>> START

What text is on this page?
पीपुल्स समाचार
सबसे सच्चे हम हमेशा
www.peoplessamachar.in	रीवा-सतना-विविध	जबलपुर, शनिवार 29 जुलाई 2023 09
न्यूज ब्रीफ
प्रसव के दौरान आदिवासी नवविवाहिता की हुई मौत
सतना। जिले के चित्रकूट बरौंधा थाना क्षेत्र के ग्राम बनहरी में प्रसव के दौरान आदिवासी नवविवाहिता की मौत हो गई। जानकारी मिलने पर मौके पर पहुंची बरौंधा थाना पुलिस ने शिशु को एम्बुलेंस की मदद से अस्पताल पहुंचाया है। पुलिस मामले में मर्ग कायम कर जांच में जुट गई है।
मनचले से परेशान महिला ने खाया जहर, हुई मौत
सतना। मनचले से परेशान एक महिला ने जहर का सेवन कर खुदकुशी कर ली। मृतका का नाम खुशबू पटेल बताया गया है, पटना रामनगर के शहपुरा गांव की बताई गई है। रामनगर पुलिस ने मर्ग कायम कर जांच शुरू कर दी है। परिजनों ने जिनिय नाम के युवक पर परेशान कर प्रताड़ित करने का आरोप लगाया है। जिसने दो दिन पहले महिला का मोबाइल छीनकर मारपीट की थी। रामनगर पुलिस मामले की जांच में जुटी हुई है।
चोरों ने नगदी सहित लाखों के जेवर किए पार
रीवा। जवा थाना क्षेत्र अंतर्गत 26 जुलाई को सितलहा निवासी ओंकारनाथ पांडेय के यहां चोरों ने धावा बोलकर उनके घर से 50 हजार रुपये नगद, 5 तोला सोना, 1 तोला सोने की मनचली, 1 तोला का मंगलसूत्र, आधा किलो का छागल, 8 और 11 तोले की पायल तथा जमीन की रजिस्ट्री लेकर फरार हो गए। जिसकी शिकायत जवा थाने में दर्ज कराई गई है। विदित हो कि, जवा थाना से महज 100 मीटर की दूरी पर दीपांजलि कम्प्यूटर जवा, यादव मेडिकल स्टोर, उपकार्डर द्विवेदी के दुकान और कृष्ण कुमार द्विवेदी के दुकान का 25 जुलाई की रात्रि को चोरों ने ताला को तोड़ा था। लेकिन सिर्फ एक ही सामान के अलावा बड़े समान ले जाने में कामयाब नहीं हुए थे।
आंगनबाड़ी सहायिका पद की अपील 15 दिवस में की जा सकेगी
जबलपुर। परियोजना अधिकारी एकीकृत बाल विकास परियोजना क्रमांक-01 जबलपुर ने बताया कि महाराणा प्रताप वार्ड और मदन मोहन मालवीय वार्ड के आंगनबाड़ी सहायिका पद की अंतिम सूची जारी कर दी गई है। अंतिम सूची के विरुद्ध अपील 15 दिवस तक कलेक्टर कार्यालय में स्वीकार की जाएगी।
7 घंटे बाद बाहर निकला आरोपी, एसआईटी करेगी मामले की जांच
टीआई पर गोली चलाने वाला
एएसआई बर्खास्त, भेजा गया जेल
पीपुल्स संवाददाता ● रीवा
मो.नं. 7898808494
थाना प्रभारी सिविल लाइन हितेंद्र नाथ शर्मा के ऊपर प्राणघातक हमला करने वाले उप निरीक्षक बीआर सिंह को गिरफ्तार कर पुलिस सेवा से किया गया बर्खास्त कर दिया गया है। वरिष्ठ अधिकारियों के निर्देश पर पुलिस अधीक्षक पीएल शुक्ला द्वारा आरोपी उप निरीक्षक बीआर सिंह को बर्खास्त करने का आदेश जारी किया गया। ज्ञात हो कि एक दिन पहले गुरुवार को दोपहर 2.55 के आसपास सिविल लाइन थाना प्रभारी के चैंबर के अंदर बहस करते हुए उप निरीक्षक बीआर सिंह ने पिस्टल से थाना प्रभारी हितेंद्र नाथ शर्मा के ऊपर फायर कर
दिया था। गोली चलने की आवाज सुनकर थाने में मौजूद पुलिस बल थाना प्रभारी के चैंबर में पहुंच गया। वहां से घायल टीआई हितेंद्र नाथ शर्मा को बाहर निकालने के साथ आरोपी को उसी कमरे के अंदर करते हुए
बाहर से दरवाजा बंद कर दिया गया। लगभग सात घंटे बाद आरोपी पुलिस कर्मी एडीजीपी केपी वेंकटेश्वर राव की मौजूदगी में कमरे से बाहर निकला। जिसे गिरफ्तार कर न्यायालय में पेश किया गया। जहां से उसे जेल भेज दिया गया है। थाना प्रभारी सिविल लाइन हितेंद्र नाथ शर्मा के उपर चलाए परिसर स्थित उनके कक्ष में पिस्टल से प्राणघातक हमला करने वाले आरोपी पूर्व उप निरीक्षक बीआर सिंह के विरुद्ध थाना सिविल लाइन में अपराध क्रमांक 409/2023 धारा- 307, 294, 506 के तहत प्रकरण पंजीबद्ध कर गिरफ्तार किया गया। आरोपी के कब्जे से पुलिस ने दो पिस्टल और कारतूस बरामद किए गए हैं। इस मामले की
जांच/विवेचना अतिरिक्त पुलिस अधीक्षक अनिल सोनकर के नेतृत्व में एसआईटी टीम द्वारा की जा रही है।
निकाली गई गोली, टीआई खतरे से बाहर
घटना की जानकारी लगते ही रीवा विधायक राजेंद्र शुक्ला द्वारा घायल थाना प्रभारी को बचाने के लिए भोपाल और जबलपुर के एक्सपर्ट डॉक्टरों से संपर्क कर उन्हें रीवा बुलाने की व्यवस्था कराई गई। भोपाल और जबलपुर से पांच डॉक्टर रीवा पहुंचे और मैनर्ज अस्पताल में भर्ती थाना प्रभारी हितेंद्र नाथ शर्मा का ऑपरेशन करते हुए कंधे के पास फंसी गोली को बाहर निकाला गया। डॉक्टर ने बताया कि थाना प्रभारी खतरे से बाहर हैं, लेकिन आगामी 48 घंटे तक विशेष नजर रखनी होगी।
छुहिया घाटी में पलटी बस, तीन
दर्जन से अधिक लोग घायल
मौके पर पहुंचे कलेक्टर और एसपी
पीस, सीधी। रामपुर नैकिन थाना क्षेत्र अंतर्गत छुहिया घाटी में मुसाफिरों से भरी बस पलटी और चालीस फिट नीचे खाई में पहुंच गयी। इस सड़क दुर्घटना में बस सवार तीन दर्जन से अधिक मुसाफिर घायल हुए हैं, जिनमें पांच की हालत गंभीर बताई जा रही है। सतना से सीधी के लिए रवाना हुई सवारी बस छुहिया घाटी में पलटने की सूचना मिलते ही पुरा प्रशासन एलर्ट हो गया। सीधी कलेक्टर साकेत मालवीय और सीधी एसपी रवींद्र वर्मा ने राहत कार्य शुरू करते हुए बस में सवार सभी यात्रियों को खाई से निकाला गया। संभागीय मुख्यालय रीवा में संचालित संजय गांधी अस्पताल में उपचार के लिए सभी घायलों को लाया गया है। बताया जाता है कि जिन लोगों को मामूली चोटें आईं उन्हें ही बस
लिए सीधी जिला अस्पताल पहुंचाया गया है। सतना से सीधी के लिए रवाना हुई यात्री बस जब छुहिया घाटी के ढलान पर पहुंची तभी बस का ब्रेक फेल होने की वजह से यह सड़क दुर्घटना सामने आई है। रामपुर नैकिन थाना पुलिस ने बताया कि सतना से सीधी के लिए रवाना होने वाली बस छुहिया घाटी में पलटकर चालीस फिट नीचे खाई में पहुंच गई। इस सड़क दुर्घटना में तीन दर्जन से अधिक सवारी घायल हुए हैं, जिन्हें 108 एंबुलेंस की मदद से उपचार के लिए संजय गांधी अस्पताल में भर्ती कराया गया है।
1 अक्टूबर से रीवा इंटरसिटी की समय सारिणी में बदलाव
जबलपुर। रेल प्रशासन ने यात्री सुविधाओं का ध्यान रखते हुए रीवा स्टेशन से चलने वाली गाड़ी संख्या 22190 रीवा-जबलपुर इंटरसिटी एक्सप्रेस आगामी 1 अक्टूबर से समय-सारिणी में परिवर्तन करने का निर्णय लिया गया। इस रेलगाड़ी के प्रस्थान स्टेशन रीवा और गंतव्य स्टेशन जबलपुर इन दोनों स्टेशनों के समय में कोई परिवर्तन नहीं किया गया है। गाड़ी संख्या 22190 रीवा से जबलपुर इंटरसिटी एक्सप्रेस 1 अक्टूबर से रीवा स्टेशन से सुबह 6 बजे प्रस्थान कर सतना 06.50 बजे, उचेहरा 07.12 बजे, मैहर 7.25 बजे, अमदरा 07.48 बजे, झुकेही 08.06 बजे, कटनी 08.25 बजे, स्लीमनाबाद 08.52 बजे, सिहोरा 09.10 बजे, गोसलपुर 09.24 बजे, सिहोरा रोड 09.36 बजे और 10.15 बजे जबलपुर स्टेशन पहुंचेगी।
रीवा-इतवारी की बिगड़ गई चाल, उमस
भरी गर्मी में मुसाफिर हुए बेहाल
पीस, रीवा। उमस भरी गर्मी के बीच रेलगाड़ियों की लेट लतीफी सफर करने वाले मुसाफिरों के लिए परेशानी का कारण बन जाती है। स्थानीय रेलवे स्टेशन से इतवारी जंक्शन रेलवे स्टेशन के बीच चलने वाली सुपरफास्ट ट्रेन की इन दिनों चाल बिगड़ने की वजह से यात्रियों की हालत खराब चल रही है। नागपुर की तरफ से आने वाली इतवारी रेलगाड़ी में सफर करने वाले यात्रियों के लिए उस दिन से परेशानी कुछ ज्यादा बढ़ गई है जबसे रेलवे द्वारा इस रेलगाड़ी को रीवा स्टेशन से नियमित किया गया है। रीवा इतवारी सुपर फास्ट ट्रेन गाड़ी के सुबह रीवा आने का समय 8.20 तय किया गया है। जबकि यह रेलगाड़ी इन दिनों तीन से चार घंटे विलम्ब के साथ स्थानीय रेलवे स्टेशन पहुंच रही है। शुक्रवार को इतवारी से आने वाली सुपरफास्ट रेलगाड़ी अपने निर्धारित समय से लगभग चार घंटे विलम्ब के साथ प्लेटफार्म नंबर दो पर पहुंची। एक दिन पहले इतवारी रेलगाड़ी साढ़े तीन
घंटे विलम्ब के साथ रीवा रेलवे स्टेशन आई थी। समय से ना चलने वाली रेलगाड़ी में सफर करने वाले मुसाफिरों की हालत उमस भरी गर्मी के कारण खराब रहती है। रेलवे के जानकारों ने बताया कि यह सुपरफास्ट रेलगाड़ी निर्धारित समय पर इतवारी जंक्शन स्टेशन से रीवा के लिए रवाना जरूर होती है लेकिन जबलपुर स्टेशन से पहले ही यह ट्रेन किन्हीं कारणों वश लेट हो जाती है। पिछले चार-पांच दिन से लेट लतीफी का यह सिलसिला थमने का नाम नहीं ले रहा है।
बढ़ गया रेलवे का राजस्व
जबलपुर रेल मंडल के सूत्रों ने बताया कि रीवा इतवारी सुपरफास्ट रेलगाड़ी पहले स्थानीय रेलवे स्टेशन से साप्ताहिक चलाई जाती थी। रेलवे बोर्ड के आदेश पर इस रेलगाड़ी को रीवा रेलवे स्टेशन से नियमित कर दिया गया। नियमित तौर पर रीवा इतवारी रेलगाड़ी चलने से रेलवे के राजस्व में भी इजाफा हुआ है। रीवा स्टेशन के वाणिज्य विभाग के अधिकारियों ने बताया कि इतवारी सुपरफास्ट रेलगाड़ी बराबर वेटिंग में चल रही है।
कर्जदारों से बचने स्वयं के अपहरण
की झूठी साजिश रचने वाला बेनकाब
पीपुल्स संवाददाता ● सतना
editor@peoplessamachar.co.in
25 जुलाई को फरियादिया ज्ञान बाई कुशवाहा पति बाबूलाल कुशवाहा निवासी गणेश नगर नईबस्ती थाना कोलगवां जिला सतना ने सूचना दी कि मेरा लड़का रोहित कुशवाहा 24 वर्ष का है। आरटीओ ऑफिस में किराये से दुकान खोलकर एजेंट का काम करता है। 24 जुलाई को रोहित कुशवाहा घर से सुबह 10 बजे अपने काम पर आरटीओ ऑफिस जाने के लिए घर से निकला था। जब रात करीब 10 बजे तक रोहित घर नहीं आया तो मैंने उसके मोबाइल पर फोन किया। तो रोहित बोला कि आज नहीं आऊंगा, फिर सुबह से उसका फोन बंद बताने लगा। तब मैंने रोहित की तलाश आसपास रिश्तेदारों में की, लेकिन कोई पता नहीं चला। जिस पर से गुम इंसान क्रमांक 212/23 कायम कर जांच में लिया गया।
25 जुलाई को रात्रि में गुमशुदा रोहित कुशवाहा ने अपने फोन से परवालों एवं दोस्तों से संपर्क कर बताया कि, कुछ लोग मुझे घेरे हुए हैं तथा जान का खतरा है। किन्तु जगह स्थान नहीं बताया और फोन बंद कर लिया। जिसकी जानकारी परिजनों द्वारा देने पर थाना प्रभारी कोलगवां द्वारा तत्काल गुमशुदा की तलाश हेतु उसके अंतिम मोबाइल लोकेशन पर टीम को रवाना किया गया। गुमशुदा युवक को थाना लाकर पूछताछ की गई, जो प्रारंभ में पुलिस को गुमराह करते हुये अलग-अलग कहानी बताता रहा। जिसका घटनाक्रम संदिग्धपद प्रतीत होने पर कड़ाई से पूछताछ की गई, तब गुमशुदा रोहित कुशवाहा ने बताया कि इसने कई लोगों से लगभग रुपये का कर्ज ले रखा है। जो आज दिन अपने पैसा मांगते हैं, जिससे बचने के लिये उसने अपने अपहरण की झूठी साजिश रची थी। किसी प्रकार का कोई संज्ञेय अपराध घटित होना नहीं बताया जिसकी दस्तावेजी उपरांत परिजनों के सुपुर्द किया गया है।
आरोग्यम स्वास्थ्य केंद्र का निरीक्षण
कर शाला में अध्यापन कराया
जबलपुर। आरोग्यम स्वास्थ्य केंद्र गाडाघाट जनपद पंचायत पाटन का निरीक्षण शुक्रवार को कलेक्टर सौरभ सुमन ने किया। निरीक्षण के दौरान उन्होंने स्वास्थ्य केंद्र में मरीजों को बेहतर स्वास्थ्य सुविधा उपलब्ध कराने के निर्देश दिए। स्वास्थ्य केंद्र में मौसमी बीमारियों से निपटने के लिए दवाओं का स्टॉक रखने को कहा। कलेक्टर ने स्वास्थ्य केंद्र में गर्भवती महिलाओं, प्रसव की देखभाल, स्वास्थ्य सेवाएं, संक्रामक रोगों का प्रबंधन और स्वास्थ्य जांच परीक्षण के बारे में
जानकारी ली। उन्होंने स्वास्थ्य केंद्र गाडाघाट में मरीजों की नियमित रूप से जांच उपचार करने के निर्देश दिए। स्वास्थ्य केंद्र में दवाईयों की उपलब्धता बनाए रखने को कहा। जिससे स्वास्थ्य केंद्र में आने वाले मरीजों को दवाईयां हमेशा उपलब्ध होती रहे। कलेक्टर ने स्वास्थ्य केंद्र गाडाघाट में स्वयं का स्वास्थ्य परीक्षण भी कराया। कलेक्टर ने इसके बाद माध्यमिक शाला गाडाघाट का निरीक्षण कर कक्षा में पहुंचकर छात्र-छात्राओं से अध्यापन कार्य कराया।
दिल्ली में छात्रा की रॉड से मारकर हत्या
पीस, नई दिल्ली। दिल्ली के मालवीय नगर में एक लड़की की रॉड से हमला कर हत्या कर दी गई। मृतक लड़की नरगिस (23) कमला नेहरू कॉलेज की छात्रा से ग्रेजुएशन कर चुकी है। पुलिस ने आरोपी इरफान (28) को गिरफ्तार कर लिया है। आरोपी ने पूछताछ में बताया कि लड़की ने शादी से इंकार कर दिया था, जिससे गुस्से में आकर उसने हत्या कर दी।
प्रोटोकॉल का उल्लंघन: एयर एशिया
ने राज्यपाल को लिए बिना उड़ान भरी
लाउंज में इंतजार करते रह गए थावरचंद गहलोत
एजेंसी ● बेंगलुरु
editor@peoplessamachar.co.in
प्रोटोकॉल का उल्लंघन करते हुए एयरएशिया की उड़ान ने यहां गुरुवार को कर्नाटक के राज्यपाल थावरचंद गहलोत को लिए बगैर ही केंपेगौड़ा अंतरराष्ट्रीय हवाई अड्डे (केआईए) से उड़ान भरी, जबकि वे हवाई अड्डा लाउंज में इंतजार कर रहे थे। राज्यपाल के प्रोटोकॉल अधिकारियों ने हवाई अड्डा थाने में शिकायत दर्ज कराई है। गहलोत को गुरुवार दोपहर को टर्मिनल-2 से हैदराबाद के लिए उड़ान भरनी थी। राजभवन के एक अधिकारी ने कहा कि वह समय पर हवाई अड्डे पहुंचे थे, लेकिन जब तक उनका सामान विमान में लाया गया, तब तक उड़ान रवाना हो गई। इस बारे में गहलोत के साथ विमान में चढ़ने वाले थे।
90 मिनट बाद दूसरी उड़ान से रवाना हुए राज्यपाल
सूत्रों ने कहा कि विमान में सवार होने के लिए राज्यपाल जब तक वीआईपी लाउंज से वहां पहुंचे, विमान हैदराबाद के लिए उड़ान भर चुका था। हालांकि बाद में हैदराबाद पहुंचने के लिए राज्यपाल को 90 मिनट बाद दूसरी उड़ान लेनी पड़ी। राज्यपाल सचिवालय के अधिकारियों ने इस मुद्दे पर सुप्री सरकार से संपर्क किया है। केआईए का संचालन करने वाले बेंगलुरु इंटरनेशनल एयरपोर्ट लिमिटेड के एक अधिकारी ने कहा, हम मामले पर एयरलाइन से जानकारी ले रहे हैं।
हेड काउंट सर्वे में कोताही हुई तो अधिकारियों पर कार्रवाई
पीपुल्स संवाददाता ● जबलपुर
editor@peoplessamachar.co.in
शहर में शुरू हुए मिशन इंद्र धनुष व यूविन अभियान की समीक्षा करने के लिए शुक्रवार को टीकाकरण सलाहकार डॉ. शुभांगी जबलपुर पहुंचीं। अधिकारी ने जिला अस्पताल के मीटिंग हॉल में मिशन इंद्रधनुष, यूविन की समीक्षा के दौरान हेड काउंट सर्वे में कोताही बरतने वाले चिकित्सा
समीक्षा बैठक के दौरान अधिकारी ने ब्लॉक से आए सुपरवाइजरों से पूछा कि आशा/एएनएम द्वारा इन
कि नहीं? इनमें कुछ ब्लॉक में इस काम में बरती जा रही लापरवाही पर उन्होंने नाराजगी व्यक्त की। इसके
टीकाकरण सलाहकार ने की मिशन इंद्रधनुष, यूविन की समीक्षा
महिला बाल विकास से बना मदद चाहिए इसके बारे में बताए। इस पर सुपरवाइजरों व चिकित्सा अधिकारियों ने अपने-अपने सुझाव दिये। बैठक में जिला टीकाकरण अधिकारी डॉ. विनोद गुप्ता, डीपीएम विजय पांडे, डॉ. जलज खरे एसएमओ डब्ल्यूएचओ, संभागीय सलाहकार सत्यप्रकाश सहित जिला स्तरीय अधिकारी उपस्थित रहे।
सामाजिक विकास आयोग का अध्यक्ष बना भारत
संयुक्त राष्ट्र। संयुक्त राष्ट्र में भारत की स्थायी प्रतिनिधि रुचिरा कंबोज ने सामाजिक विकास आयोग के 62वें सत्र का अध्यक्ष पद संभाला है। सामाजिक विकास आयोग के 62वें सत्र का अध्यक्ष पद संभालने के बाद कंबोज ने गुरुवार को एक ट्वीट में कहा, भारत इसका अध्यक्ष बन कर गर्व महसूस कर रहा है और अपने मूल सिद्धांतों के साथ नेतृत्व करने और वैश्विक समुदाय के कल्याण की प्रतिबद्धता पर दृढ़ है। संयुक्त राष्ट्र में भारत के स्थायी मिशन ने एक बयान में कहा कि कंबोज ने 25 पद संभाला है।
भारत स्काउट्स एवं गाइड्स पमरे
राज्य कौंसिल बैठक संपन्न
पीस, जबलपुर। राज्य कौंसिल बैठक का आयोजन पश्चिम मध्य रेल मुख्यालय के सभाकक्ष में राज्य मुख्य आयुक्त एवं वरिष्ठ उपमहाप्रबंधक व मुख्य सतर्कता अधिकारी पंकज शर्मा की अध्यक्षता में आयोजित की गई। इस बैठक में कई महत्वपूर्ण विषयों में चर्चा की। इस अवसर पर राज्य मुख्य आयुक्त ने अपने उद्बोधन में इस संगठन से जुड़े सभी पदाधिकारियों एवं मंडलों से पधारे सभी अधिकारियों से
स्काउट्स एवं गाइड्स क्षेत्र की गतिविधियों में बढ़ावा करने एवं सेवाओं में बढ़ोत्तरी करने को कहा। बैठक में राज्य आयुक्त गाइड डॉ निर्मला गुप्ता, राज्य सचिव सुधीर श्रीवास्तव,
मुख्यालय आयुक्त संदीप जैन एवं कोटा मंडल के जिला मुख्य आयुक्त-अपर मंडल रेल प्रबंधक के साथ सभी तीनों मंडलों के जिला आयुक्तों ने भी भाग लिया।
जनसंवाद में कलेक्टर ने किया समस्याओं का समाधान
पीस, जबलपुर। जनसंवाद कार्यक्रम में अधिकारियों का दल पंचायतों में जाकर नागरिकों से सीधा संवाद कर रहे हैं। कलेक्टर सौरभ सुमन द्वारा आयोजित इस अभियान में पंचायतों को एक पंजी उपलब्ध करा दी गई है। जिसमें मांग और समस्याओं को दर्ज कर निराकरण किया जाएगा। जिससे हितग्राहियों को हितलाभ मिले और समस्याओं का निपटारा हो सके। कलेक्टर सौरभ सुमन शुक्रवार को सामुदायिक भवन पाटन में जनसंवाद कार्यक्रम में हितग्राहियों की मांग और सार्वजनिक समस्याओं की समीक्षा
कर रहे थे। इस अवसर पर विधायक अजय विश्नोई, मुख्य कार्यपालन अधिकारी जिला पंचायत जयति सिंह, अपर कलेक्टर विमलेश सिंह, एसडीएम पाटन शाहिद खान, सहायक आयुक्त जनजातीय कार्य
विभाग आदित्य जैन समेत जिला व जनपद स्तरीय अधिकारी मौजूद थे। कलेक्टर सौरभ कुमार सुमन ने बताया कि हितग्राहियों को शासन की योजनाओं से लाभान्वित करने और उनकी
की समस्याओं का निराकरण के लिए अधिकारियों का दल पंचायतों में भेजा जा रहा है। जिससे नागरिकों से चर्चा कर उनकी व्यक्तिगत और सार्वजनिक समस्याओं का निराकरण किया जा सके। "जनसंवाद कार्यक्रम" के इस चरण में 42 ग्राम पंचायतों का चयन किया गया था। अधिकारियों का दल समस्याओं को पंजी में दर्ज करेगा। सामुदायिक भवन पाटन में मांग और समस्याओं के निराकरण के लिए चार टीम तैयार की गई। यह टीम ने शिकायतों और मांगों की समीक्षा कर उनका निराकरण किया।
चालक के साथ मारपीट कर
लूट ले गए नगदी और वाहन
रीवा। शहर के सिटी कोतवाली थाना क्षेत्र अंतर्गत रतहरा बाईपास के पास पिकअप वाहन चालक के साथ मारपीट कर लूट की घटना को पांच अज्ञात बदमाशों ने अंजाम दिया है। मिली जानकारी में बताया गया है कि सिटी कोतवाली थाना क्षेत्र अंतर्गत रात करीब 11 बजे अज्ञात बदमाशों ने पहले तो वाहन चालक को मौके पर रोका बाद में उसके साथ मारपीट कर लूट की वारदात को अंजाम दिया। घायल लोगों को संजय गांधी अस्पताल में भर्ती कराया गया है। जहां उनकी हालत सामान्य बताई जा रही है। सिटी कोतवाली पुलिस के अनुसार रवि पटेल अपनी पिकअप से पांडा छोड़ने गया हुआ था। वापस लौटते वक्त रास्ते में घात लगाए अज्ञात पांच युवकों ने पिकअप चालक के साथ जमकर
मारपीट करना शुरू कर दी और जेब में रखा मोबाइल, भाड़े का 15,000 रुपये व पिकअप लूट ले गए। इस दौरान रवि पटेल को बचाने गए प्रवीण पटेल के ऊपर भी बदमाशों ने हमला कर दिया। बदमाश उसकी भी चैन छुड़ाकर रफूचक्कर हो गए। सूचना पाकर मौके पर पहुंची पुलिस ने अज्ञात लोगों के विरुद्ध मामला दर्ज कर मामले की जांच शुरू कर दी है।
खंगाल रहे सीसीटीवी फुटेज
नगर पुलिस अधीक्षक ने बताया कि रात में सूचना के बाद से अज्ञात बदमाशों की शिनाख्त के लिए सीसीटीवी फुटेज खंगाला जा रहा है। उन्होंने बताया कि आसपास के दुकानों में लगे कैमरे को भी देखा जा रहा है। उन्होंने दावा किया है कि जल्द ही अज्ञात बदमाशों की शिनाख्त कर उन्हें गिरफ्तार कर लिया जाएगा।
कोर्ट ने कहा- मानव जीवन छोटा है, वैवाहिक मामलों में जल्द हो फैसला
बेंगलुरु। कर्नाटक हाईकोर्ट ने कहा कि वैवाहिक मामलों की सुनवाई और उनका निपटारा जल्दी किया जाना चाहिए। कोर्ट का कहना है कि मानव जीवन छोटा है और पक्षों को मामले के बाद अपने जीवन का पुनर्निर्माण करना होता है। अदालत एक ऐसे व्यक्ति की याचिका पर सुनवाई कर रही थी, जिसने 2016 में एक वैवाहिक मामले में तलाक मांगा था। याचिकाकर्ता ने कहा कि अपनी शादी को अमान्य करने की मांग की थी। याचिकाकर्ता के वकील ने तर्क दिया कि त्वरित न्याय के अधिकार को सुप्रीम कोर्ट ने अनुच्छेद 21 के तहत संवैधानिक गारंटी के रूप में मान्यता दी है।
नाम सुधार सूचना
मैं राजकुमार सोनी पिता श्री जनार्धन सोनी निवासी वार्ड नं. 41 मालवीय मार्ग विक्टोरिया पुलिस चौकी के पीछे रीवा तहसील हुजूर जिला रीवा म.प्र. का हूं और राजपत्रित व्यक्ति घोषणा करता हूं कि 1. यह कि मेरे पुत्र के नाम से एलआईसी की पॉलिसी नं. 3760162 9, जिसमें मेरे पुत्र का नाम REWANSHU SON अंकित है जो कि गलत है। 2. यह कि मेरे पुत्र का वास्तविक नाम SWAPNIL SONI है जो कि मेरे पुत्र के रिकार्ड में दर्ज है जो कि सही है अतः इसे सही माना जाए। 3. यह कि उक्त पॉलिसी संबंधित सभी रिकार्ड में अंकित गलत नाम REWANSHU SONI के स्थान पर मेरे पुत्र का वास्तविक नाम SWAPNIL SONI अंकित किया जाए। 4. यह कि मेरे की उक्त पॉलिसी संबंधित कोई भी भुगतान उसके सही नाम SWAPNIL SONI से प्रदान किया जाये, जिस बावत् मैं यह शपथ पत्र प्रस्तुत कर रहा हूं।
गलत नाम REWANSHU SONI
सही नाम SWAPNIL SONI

>> END

Given instruction:
From the records above, work out how many lines contain the string "एसआईट". Give only the number.

Correct answer:
2